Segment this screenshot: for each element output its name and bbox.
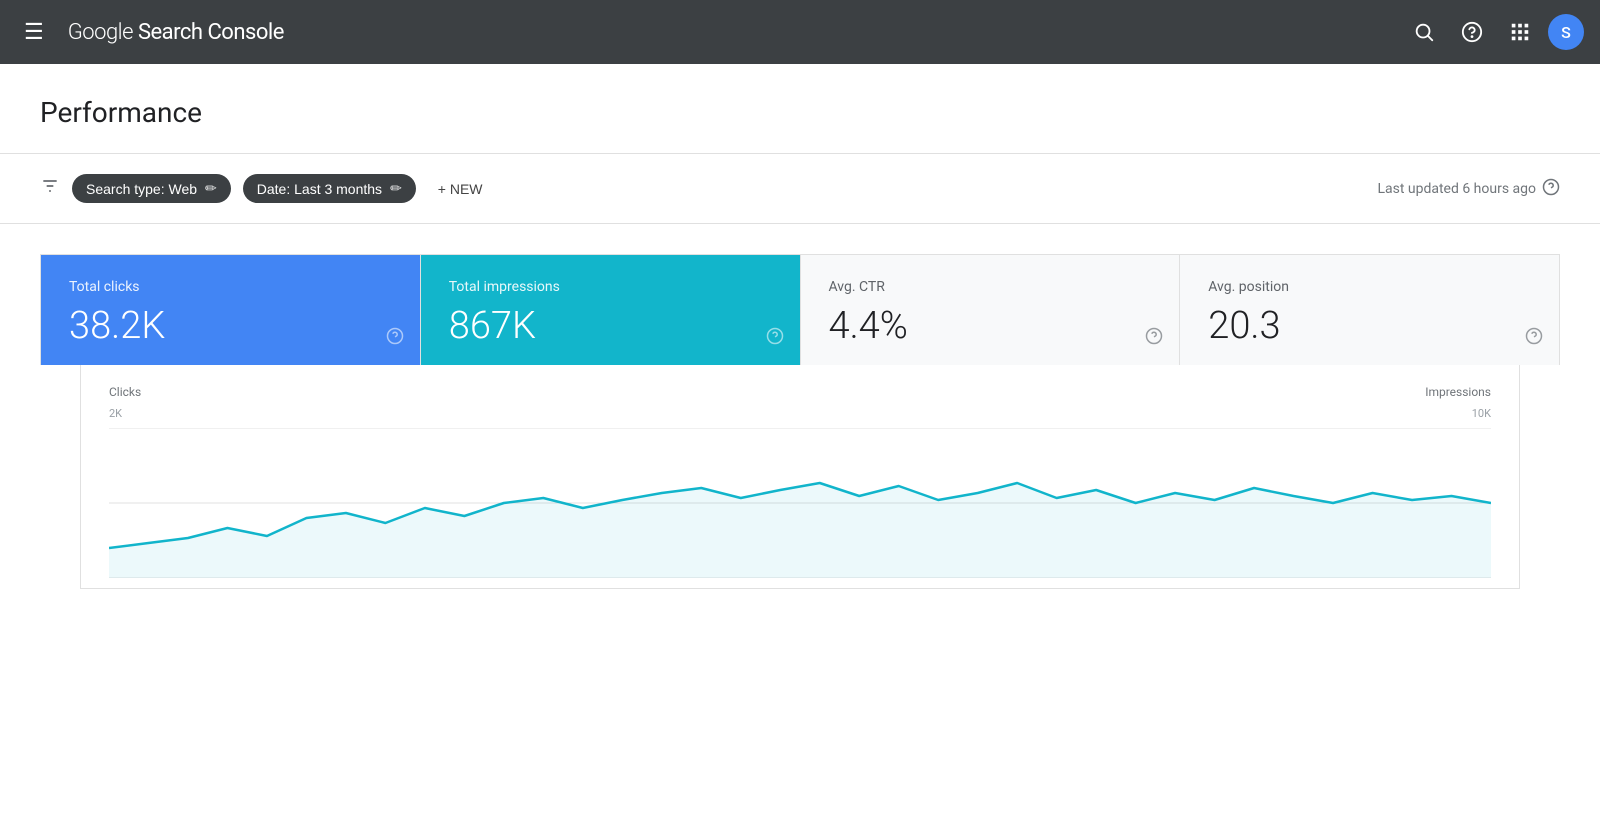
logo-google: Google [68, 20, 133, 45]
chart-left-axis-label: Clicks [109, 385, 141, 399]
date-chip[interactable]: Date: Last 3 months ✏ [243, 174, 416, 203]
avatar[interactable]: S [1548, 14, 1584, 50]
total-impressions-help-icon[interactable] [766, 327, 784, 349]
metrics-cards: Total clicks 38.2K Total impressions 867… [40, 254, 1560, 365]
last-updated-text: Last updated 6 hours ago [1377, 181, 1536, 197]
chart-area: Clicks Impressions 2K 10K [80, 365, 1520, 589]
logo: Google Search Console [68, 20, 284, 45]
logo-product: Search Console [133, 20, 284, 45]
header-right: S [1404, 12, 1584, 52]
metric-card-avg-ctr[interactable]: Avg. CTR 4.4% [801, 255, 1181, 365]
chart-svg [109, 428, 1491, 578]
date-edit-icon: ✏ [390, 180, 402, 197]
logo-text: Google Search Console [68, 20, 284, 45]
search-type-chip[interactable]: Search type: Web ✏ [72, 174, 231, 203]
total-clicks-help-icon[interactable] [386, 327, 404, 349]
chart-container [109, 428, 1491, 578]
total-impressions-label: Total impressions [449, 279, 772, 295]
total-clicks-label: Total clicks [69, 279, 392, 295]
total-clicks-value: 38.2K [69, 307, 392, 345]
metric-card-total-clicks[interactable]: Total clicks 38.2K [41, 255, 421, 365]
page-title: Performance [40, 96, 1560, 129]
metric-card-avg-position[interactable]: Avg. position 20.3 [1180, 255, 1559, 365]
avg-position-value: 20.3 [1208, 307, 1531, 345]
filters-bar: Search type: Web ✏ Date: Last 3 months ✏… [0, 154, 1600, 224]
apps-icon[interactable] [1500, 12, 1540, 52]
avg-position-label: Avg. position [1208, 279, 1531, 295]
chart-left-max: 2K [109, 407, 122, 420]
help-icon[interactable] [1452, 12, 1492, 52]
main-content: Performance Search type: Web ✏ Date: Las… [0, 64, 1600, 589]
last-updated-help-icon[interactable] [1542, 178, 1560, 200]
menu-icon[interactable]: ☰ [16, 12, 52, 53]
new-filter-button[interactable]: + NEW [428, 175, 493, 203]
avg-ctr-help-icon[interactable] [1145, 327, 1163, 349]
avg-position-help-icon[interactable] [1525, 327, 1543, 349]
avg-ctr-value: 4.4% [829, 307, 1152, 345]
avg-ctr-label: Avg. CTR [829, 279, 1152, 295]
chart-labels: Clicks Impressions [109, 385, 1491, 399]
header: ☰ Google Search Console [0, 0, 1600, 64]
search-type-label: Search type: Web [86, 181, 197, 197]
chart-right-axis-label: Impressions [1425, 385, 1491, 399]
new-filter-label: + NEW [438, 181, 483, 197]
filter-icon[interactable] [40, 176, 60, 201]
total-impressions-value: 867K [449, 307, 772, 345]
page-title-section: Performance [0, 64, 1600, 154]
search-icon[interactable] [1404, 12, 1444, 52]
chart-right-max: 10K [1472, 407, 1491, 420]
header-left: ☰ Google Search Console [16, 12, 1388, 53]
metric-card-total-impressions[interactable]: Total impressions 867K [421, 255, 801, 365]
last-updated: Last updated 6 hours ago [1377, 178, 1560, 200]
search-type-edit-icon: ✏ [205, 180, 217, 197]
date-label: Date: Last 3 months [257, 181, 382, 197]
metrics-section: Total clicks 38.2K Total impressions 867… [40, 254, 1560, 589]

--

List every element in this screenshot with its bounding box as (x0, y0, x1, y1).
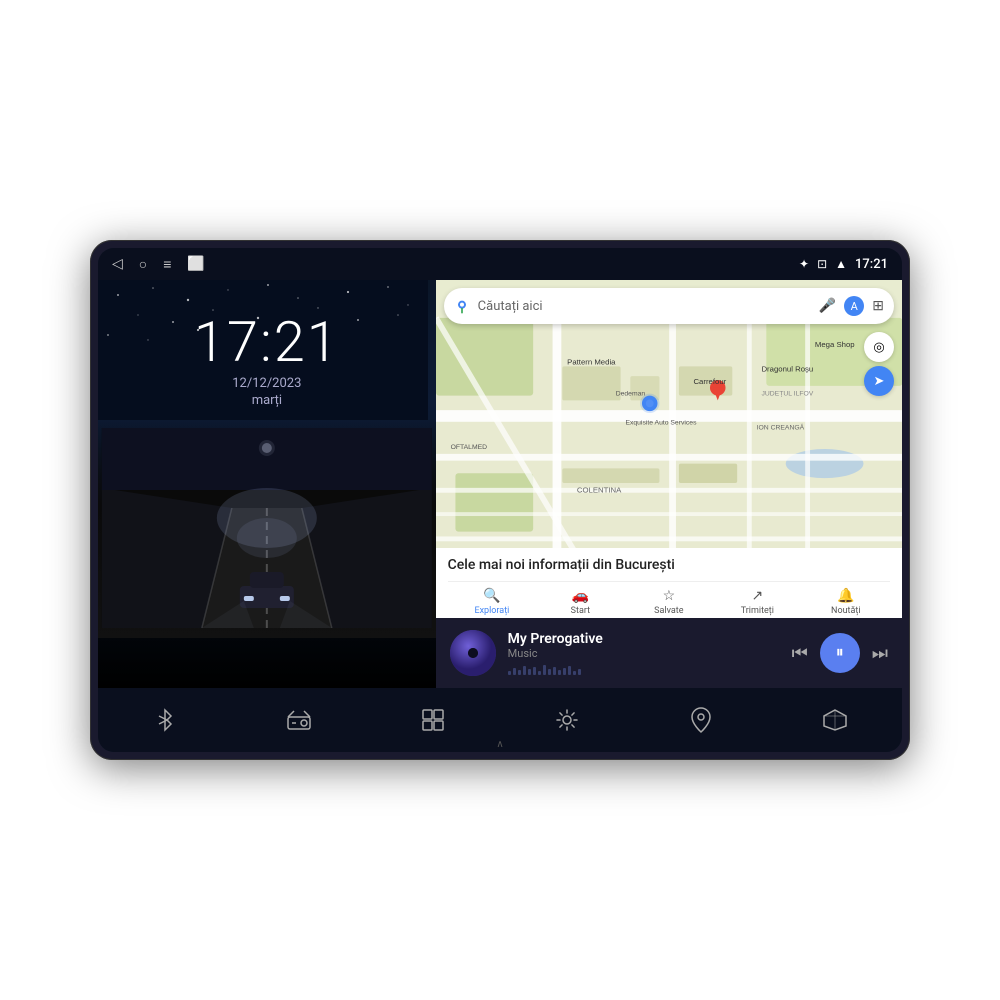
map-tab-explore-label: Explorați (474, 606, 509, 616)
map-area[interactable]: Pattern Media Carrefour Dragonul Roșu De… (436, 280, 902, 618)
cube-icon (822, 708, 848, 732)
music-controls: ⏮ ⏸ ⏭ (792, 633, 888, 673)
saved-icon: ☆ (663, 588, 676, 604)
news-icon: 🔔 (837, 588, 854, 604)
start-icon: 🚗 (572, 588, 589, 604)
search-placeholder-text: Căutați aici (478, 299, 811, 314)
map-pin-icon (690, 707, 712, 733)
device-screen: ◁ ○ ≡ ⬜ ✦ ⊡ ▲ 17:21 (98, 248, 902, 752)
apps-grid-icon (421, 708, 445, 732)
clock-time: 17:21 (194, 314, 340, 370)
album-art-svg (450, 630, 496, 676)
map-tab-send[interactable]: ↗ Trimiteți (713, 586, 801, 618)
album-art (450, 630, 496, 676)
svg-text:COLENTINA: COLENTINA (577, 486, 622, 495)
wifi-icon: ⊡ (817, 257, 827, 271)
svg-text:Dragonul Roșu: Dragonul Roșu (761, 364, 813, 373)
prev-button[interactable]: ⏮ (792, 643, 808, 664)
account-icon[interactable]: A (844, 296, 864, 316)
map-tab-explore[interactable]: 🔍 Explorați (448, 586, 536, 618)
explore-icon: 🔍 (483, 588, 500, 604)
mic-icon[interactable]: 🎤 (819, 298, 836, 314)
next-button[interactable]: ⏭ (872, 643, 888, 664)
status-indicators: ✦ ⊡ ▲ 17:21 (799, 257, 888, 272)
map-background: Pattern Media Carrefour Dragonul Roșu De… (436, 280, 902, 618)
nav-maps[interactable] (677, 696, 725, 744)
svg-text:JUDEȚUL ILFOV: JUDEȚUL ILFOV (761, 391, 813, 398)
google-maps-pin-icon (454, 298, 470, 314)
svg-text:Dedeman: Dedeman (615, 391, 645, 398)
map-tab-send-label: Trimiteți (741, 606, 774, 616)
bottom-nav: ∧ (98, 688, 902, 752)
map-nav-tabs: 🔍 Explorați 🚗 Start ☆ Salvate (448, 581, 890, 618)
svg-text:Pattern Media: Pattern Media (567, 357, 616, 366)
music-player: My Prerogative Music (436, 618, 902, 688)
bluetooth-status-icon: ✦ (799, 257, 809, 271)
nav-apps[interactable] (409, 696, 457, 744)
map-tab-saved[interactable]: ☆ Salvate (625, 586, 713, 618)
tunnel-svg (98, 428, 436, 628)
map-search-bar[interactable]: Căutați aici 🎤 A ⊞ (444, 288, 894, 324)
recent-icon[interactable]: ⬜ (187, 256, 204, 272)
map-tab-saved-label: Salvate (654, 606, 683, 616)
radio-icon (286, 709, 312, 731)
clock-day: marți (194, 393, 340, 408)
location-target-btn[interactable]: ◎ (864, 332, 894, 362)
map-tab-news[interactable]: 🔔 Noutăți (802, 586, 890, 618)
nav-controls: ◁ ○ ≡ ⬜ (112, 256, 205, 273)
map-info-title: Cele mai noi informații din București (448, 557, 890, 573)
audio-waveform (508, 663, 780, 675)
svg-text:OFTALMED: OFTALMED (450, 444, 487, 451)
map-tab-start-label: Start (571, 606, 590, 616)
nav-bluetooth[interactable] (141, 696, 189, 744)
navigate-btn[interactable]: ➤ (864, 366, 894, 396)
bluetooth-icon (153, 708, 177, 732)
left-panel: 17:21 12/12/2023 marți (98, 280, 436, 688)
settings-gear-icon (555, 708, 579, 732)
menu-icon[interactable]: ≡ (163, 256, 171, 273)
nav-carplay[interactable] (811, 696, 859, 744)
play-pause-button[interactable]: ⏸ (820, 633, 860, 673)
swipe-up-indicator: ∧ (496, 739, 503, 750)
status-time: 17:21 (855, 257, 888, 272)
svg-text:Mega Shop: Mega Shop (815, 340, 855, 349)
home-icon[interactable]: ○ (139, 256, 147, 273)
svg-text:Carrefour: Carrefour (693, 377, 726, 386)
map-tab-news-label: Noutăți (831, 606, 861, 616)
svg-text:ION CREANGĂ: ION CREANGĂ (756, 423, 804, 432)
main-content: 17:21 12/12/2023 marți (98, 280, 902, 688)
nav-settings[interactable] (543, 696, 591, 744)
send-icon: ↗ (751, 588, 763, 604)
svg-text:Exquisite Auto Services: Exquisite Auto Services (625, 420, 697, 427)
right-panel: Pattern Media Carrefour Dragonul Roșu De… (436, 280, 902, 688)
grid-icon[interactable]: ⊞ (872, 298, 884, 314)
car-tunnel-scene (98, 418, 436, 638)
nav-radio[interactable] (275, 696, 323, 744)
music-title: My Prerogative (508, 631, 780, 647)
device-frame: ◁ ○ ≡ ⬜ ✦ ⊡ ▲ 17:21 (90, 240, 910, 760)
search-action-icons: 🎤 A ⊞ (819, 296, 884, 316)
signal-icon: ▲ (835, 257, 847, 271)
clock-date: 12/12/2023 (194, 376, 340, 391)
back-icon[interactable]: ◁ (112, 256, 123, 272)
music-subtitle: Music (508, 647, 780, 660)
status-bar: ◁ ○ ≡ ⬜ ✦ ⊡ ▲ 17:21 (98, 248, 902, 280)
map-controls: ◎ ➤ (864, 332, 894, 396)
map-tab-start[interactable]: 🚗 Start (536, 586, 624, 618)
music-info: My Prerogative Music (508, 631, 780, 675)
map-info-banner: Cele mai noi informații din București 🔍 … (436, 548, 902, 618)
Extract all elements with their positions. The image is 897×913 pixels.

==

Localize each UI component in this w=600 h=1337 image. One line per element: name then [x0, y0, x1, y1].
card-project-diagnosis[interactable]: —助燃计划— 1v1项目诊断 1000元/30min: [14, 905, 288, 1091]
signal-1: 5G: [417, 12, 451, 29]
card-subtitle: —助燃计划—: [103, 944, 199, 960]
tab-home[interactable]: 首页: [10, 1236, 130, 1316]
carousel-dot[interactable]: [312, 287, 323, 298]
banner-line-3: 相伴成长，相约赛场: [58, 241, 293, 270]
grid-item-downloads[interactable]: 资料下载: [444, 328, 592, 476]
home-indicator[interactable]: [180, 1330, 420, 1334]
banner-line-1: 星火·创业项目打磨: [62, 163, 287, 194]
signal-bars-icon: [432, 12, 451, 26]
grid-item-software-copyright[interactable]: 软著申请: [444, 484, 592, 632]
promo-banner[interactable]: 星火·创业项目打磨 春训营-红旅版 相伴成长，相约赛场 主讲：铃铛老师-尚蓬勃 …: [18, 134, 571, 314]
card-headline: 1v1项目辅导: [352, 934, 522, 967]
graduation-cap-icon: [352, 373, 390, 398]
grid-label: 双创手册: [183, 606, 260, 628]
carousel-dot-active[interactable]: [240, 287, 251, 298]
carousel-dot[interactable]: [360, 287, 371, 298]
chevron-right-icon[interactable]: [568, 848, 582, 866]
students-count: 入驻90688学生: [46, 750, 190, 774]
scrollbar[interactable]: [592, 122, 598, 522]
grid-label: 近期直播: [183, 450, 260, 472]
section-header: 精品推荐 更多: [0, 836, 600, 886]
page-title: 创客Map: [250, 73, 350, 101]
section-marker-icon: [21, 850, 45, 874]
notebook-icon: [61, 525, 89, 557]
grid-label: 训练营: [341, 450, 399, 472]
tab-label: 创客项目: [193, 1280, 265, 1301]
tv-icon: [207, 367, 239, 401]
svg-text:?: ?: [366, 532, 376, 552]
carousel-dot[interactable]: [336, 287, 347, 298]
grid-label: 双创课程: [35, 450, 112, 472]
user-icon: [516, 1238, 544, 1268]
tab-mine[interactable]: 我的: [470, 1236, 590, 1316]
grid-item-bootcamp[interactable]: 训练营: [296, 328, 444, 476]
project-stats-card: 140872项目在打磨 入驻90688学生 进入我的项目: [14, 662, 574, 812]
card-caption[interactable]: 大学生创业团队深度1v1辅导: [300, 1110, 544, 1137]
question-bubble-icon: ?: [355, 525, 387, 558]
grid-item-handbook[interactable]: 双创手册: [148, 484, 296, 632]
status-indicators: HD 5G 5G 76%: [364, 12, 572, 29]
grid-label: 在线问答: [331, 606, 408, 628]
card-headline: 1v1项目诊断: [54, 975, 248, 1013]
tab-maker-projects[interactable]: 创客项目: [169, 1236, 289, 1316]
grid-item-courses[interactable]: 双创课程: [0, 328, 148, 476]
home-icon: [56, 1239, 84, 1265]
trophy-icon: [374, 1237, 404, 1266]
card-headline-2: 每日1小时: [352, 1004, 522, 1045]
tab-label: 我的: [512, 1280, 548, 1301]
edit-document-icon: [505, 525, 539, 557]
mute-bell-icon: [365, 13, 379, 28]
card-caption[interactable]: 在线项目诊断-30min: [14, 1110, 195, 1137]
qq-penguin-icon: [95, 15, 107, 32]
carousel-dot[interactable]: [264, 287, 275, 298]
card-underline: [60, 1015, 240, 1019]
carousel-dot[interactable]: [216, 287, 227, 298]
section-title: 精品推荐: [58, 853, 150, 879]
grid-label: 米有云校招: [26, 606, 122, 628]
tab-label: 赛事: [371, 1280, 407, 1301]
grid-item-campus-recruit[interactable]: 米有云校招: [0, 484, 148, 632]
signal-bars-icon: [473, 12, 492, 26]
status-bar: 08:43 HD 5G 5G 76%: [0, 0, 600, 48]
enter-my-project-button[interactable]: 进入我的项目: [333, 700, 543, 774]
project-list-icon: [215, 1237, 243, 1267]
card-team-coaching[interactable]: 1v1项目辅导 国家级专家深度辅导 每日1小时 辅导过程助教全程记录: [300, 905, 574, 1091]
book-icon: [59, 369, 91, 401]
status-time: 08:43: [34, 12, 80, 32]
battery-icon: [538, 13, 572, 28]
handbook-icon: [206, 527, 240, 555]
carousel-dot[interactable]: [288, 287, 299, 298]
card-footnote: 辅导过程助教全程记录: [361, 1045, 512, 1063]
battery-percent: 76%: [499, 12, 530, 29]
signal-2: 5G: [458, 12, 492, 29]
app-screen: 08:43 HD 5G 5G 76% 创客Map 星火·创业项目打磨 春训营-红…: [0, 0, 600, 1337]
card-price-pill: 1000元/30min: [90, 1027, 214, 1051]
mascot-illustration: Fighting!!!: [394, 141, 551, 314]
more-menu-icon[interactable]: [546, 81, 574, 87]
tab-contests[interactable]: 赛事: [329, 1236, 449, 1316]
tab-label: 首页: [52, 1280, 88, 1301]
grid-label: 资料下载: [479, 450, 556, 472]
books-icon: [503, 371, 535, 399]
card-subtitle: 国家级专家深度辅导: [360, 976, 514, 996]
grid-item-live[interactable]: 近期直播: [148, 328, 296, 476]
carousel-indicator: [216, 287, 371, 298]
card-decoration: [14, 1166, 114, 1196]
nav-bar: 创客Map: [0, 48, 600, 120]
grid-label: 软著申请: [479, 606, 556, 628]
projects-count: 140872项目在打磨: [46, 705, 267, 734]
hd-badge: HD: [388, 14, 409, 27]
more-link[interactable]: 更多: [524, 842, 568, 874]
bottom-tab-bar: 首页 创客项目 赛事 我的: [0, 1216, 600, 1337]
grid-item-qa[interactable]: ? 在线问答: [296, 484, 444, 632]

EXERCISE OBJECTIVE — Copy out the part of the entries that opens with the line containing "logo-google: Google [68, 20, 133, 45]" and closes with the line containing "logo-product: Search Console", keeping both of those lines.

FINAL RESULT —
logo-google: Google [68, 20, 133, 45]
chart-left-axis-label: Clicks [109, 385, 141, 399]
date-chip[interactable]: Date: Last 3 months ✏ [243, 174, 416, 203]
avatar[interactable]: S [1548, 14, 1584, 50]
total-impressions-help-icon[interactable] [766, 327, 784, 349]
metrics-cards: Total clicks 38.2K Total impressions 867… [40, 254, 1560, 365]
last-updated-text: Last updated 6 hours ago [1377, 181, 1536, 197]
chart-area: Clicks Impressions 2K 10K [80, 365, 1520, 589]
logo: Google Search Console [68, 20, 284, 45]
logo-product: Search Console [133, 20, 284, 45]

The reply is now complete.